From the entries below, gather every line containing the string "here".

╭─ Extracted data

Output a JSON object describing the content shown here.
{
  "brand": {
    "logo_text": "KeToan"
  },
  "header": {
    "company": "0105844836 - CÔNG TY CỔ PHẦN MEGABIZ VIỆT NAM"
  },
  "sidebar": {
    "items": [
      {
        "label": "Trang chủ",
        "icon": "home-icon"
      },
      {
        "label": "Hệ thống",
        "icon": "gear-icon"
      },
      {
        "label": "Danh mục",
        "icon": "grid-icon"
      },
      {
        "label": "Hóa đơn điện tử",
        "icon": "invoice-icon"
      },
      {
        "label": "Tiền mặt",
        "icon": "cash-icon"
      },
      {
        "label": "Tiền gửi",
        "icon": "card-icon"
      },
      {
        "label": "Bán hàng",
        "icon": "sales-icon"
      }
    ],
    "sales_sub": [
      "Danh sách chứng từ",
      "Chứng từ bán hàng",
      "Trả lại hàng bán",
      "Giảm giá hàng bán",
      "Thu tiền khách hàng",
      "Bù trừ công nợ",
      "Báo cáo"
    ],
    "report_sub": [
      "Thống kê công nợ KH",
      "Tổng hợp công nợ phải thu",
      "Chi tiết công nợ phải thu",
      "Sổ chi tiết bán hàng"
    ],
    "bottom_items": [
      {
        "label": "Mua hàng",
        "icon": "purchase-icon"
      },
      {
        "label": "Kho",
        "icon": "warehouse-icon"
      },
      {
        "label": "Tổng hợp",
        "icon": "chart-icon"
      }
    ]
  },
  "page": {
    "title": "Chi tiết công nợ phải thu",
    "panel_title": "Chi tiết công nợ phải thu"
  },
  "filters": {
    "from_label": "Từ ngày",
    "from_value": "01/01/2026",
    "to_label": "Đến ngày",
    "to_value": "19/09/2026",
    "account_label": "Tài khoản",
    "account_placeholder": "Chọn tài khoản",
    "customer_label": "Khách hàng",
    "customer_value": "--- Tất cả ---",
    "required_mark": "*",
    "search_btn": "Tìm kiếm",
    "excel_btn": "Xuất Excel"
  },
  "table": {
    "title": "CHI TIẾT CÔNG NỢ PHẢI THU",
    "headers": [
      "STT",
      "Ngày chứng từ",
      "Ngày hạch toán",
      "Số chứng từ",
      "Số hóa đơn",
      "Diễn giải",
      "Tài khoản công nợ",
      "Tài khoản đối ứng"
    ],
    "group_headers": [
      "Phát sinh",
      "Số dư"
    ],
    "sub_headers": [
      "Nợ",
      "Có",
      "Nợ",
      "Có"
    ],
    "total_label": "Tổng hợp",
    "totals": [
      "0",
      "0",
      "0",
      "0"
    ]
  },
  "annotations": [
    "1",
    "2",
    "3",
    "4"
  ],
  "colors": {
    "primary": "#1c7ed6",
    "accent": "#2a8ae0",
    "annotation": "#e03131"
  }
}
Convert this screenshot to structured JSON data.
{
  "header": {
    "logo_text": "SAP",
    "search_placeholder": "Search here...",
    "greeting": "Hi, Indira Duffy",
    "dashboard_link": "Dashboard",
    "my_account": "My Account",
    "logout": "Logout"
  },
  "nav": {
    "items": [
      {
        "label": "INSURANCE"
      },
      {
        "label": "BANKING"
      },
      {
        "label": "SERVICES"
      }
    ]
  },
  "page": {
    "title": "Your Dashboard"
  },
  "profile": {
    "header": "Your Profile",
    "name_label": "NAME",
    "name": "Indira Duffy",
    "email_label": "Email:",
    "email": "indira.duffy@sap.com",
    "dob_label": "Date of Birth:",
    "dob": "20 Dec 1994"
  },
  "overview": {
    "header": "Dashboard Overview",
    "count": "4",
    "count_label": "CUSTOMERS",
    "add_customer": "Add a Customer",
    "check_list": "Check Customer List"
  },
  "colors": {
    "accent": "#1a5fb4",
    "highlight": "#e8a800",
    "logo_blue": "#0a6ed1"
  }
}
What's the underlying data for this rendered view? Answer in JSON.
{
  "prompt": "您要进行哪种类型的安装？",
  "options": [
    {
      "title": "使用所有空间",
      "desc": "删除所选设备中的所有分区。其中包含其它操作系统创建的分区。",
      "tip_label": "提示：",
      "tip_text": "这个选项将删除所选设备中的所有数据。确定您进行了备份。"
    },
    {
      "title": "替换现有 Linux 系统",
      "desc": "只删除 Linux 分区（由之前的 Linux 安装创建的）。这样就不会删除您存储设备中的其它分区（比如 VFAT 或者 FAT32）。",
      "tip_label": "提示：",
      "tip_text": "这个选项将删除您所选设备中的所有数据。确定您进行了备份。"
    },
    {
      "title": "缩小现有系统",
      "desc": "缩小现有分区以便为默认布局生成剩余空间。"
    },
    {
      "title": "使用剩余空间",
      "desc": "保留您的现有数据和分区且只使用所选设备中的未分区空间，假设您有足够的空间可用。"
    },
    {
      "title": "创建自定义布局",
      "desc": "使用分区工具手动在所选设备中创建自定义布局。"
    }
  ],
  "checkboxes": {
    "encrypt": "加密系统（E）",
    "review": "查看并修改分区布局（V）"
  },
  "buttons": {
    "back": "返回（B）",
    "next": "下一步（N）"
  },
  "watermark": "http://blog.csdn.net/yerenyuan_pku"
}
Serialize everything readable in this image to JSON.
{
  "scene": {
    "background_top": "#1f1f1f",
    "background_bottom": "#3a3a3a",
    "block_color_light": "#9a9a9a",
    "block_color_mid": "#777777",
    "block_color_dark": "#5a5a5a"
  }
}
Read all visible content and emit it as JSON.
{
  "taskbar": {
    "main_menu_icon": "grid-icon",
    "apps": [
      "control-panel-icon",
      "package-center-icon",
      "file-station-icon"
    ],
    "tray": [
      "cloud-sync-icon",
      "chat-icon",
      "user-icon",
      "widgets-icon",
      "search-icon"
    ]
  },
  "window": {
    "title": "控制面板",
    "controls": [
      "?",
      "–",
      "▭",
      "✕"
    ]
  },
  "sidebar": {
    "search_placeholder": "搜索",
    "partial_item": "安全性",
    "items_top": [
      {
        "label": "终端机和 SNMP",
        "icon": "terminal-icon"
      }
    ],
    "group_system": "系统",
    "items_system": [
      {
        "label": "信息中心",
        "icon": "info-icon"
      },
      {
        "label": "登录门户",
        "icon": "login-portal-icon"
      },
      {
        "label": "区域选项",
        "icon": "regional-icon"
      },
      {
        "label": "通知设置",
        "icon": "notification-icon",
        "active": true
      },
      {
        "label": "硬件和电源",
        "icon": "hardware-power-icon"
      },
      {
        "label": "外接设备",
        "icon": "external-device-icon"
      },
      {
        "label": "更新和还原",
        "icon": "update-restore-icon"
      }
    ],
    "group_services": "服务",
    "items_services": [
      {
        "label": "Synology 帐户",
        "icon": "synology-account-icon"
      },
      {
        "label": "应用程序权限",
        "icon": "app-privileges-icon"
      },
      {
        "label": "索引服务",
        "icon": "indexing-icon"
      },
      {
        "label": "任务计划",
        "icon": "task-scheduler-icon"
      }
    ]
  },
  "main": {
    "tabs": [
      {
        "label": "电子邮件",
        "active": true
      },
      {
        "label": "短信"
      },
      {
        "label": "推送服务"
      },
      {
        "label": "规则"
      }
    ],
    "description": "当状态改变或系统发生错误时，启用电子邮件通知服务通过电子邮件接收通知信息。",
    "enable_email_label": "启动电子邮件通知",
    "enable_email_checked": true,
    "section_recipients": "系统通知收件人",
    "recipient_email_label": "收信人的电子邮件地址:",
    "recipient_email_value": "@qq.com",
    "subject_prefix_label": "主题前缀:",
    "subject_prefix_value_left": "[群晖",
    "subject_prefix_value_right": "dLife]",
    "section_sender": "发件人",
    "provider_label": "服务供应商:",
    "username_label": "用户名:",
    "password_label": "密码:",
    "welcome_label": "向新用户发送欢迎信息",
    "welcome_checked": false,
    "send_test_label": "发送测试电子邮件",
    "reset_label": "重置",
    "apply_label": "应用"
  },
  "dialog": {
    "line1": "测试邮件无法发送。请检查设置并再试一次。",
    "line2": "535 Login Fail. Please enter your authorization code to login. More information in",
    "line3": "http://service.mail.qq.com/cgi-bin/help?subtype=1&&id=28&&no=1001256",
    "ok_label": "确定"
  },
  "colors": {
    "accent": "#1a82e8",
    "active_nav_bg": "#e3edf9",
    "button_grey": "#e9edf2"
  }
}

╰─

Solution to this exercise.
Output a JSON object describing the content shown here.
    "search_placeholder": "Search here...",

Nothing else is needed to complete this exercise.